# MATERIAL FOR THE TASK
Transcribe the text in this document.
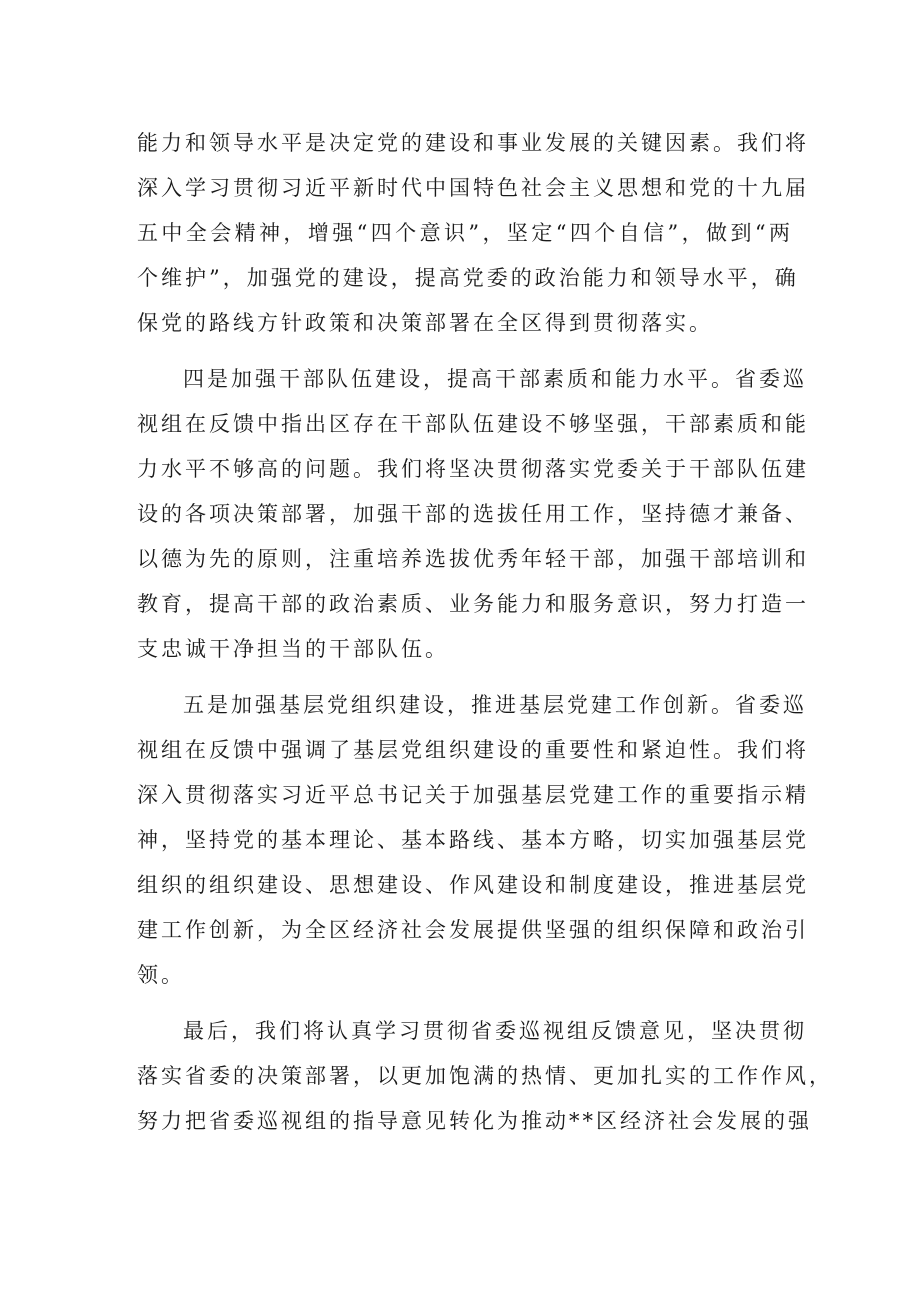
能力和领导水平是决定党的建设和事业发展的关键因素。我们将
深入学习贯彻习近平新时代中国特色社会主义思想和党的十九届
五中全会精神，增强“四个意识”，坚定“四个自信”，做到“两
个维护”，加强党的建设，提高党委的政治能力和领导水平，确
保党的路线方针政策和决策部署在全区得到贯彻落实。
四是加强干部队伍建设，提高干部素质和能力水平。省委巡
视组在反馈中指出区存在干部队伍建设不够坚强，干部素质和能
力水平不够高的问题。我们将坚决贯彻落实党委关于干部队伍建
设的各项决策部署，加强干部的选拔任用工作，坚持德才兼备、
以德为先的原则，注重培养选拔优秀年轻干部，加强干部培训和
教育，提高干部的政治素质、业务能力和服务意识，努力打造一
支忠诚干净担当的干部队伍。
五是加强基层党组织建设，推进基层党建工作创新。省委巡
视组在反馈中强调了基层党组织建设的重要性和紧迫性。我们将
深入贯彻落实习近平总书记关于加强基层党建工作的重要指示精
神，坚持党的基本理论、基本路线、基本方略，切实加强基层党
组织的组织建设、思想建设、作风建设和制度建设，推进基层党
建工作创新，为全区经济社会发展提供坚强的组织保障和政治引
领。
最后，我们将认真学习贯彻省委巡视组反馈意见，坚决贯彻
落实省委的决策部署，以更加饱满的热情、更加扎实的工作作风，
努力把省委巡视组的指导意见转化为推动**区经济社会发展的强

# TASK INSTRUCTIONS
All of the records above must be copied exactly, except for the pictures.

# REPLY
Transcribe the text in this document.
能力和领导水平是决定党的建设和事业发展的关键因素。我们将
深入学习贯彻习近平新时代中国特色社会主义思想和党的十九届
五中全会精神，增强“四个意识”，坚定“四个自信”，做到“两
个维护”，加强党的建设，提高党委的政治能力和领导水平，确
保党的路线方针政策和决策部署在全区得到贯彻落实。
四是加强干部队伍建设，提高干部素质和能力水平。省委巡
视组在反馈中指出区存在干部队伍建设不够坚强，干部素质和能
力水平不够高的问题。我们将坚决贯彻落实党委关于干部队伍建
设的各项决策部署，加强干部的选拔任用工作，坚持德才兼备、
以德为先的原则，注重培养选拔优秀年轻干部，加强干部培训和
教育，提高干部的政治素质、业务能力和服务意识，努力打造一
支忠诚干净担当的干部队伍。
五是加强基层党组织建设，推进基层党建工作创新。省委巡
视组在反馈中强调了基层党组织建设的重要性和紧迫性。我们将
深入贯彻落实习近平总书记关于加强基层党建工作的重要指示精
神，坚持党的基本理论、基本路线、基本方略，切实加强基层党
组织的组织建设、思想建设、作风建设和制度建设，推进基层党
建工作创新，为全区经济社会发展提供坚强的组织保障和政治引
领。
最后，我们将认真学习贯彻省委巡视组反馈意见，坚决贯彻
落实省委的决策部署，以更加饱满的热情、更加扎实的工作作风，
努力把省委巡视组的指导意见转化为推动**区经济社会发展的强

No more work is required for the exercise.